Data extract »

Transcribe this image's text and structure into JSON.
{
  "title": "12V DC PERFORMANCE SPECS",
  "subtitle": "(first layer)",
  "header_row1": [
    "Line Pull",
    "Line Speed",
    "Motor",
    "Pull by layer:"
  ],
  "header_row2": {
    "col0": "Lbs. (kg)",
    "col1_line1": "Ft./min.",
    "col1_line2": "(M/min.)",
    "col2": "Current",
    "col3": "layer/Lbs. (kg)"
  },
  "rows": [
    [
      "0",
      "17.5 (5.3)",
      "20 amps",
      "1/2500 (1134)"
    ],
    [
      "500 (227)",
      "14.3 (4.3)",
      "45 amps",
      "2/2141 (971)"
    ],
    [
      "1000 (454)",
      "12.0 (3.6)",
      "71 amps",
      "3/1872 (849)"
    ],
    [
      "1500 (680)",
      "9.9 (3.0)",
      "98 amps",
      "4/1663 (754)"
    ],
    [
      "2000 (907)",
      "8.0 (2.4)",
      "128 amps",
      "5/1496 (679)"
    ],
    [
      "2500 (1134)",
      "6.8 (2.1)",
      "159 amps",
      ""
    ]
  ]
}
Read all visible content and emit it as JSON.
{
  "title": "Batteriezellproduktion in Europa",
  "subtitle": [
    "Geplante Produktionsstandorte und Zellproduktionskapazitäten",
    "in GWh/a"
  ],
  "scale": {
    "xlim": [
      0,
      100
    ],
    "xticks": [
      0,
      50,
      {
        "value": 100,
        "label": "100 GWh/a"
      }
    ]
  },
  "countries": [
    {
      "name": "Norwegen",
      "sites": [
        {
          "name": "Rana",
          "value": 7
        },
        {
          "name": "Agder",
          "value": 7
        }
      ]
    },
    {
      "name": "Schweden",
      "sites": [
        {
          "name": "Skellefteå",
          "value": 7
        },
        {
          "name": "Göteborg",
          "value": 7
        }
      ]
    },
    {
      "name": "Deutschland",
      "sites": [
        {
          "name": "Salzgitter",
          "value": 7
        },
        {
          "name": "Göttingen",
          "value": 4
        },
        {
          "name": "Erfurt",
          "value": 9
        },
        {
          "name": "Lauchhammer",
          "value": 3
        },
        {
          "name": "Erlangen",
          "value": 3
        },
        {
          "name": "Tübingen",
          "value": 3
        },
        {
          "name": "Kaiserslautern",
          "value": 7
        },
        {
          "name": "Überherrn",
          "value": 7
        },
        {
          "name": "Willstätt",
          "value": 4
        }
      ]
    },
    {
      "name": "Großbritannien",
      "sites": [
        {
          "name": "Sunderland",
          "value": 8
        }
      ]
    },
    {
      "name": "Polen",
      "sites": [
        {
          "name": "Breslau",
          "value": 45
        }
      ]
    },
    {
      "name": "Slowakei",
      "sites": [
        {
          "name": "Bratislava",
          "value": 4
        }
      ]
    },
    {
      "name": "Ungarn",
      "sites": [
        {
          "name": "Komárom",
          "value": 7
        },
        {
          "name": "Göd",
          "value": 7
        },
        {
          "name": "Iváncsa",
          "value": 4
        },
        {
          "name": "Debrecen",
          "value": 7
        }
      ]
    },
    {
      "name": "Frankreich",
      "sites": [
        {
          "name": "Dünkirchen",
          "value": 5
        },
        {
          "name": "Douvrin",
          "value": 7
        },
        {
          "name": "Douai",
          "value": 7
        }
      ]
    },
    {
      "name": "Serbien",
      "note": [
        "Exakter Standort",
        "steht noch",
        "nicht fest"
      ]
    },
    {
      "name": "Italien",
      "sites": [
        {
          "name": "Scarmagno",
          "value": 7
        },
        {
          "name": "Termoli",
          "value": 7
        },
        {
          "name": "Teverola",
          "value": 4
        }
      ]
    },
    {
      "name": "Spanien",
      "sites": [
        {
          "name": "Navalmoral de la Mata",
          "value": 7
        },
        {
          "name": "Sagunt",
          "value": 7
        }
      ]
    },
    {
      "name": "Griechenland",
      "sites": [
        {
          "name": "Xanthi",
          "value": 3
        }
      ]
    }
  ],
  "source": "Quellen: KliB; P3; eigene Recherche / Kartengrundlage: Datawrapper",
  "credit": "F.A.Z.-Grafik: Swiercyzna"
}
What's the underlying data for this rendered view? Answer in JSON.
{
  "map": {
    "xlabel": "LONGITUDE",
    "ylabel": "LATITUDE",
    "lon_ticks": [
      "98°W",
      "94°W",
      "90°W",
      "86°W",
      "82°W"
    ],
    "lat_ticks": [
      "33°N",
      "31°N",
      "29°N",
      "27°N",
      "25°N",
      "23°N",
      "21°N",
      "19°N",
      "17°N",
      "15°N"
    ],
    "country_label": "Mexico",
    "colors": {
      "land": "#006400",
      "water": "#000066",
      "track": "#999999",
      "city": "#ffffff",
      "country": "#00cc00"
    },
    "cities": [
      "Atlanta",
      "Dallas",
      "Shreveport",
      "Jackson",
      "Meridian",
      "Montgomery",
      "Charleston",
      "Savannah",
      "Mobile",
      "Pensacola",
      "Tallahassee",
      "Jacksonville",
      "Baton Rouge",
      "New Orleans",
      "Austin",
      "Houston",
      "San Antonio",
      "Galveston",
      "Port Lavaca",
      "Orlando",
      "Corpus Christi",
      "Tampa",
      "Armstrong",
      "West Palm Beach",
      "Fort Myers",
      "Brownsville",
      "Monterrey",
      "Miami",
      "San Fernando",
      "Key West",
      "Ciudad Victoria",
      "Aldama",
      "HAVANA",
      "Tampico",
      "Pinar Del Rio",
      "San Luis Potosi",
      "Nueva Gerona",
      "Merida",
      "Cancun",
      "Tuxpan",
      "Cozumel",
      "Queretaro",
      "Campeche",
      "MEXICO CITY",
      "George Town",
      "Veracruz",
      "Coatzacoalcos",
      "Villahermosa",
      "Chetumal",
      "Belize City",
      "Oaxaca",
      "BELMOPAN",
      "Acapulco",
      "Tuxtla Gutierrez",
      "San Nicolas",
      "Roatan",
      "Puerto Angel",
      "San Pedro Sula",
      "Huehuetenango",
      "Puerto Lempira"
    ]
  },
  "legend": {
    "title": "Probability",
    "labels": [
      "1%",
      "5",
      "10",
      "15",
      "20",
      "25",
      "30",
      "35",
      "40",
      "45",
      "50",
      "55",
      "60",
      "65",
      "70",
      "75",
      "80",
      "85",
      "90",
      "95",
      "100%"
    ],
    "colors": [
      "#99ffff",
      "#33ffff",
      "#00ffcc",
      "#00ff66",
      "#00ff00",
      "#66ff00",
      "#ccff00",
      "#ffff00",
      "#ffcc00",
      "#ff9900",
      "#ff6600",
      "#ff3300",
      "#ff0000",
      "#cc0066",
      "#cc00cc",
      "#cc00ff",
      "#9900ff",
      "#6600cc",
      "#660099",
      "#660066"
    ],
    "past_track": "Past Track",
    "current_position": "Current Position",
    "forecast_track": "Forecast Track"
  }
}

What to produce » Retype the data in full and match it exactly.

Response to the task »
Transcribe this image's text and structure into JSON.
{
  "title": "12V DC PERFORMANCE SPECS",
  "subtitle": "(first layer)",
  "header_row1": [
    "Line Pull",
    "Line Speed",
    "Motor",
    "Pull by layer:"
  ],
  "header_row2": {
    "col0": "Lbs. (kg)",
    "col1_line1": "Ft./min.",
    "col1_line2": "(M/min.)",
    "col2": "Current",
    "col3": "layer/Lbs. (kg)"
  },
  "rows": [
    [
      "0",
      "17.5 (5.3)",
      "20 amps",
      "1/2500 (1134)"
    ],
    [
      "500 (227)",
      "14.3 (4.3)",
      "45 amps",
      "2/2141 (971)"
    ],
    [
      "1000 (454)",
      "12.0 (3.6)",
      "71 amps",
      "3/1872 (849)"
    ],
    [
      "1500 (680)",
      "9.9 (3.0)",
      "98 amps",
      "4/1663 (754)"
    ],
    [
      "2000 (907)",
      "8.0 (2.4)",
      "128 amps",
      "5/1496 (679)"
    ],
    [
      "2500 (1134)",
      "6.8 (2.1)",
      "159 amps",
      ""
    ]
  ]
}
Read all visible content and emit it as JSON.
{
  "title": "Batteriezellproduktion in Europa",
  "subtitle": [
    "Geplante Produktionsstandorte und Zellproduktionskapazitäten",
    "in GWh/a"
  ],
  "scale": {
    "xlim": [
      0,
      100
    ],
    "xticks": [
      0,
      50,
      {
        "value": 100,
        "label": "100 GWh/a"
      }
    ]
  },
  "countries": [
    {
      "name": "Norwegen",
      "sites": [
        {
          "name": "Rana",
          "value": 7
        },
        {
          "name": "Agder",
          "value": 7
        }
      ]
    },
    {
      "name": "Schweden",
      "sites": [
        {
          "name": "Skellefteå",
          "value": 7
        },
        {
          "name": "Göteborg",
          "value": 7
        }
      ]
    },
    {
      "name": "Deutschland",
      "sites": [
        {
          "name": "Salzgitter",
          "value": 7
        },
        {
          "name": "Göttingen",
          "value": 4
        },
        {
          "name": "Erfurt",
          "value": 9
        },
        {
          "name": "Lauchhammer",
          "value": 3
        },
        {
          "name": "Erlangen",
          "value": 3
        },
        {
          "name": "Tübingen",
          "value": 3
        },
        {
          "name": "Kaiserslautern",
          "value": 7
        },
        {
          "name": "Überherrn",
          "value": 7
        },
        {
          "name": "Willstätt",
          "value": 4
        }
      ]
    },
    {
      "name": "Großbritannien",
      "sites": [
        {
          "name": "Sunderland",
          "value": 8
        }
      ]
    },
    {
      "name": "Polen",
      "sites": [
        {
          "name": "Breslau",
          "value": 45
        }
      ]
    },
    {
      "name": "Slowakei",
      "sites": [
        {
          "name": "Bratislava",
          "value": 4
        }
      ]
    },
    {
      "name": "Ungarn",
      "sites": [
        {
          "name": "Komárom",
          "value": 7
        },
        {
          "name": "Göd",
          "value": 7
        },
        {
          "name": "Iváncsa",
          "value": 4
        },
        {
          "name": "Debrecen",
          "value": 7
        }
      ]
    },
    {
      "name": "Frankreich",
      "sites": [
        {
          "name": "Dünkirchen",
          "value": 5
        },
        {
          "name": "Douvrin",
          "value": 7
        },
        {
          "name": "Douai",
          "value": 7
        }
      ]
    },
    {
      "name": "Serbien",
      "note": [
        "Exakter Standort",
        "steht noch",
        "nicht fest"
      ]
    },
    {
      "name": "Italien",
      "sites": [
        {
          "name": "Scarmagno",
          "value": 7
        },
        {
          "name": "Termoli",
          "value": 7
        },
        {
          "name": "Teverola",
          "value": 4
        }
      ]
    },
    {
      "name": "Spanien",
      "sites": [
        {
          "name": "Navalmoral de la Mata",
          "value": 7
        },
        {
          "name": "Sagunt",
          "value": 7
        }
      ]
    },
    {
      "name": "Griechenland",
      "sites": [
        {
          "name": "Xanthi",
          "value": 3
        }
      ]
    }
  ],
  "source": "Quellen: KliB; P3; eigene Recherche / Kartengrundlage: Datawrapper",
  "credit": "F.A.Z.-Grafik: Swiercyzna"
}
What's the underlying data for this rendered view? Answer in JSON.
{
  "map": {
    "xlabel": "LONGITUDE",
    "ylabel": "LATITUDE",
    "lon_ticks": [
      "98°W",
      "94°W",
      "90°W",
      "86°W",
      "82°W"
    ],
    "lat_ticks": [
      "33°N",
      "31°N",
      "29°N",
      "27°N",
      "25°N",
      "23°N",
      "21°N",
      "19°N",
      "17°N",
      "15°N"
    ],
    "country_label": "Mexico",
    "colors": {
      "land": "#006400",
      "water": "#000066",
      "track": "#999999",
      "city": "#ffffff",
      "country": "#00cc00"
    },
    "cities": [
      "Atlanta",
      "Dallas",
      "Shreveport",
      "Jackson",
      "Meridian",
      "Montgomery",
      "Charleston",
      "Savannah",
      "Mobile",
      "Pensacola",
      "Tallahassee",
      "Jacksonville",
      "Baton Rouge",
      "New Orleans",
      "Austin",
      "Houston",
      "San Antonio",
      "Galveston",
      "Port Lavaca",
      "Orlando",
      "Corpus Christi",
      "Tampa",
      "Armstrong",
      "West Palm Beach",
      "Fort Myers",
      "Brownsville",
      "Monterrey",
      "Miami",
      "San Fernando",
      "Key West",
      "Ciudad Victoria",
      "Aldama",
      "HAVANA",
      "Tampico",
      "Pinar Del Rio",
      "San Luis Potosi",
      "Nueva Gerona",
      "Merida",
      "Cancun",
      "Tuxpan",
      "Cozumel",
      "Queretaro",
      "Campeche",
      "MEXICO CITY",
      "George Town",
      "Veracruz",
      "Coatzacoalcos",
      "Villahermosa",
      "Chetumal",
      "Belize City",
      "Oaxaca",
      "BELMOPAN",
      "Acapulco",
      "Tuxtla Gutierrez",
      "San Nicolas",
      "Roatan",
      "Puerto Angel",
      "San Pedro Sula",
      "Huehuetenango",
      "Puerto Lempira"
    ]
  },
  "legend": {
    "title": "Probability",
    "labels": [
      "1%",
      "5",
      "10",
      "15",
      "20",
      "25",
      "30",
      "35",
      "40",
      "45",
      "50",
      "55",
      "60",
      "65",
      "70",
      "75",
      "80",
      "85",
      "90",
      "95",
      "100%"
    ],
    "colors": [
      "#99ffff",
      "#33ffff",
      "#00ffcc",
      "#00ff66",
      "#00ff00",
      "#66ff00",
      "#ccff00",
      "#ffff00",
      "#ffcc00",
      "#ff9900",
      "#ff6600",
      "#ff3300",
      "#ff0000",
      "#cc0066",
      "#cc00cc",
      "#cc00ff",
      "#9900ff",
      "#6600cc",
      "#660099",
      "#660066"
    ],
    "past_track": "Past Track",
    "current_position": "Current Position",
    "forecast_track": "Forecast Track"
  }
}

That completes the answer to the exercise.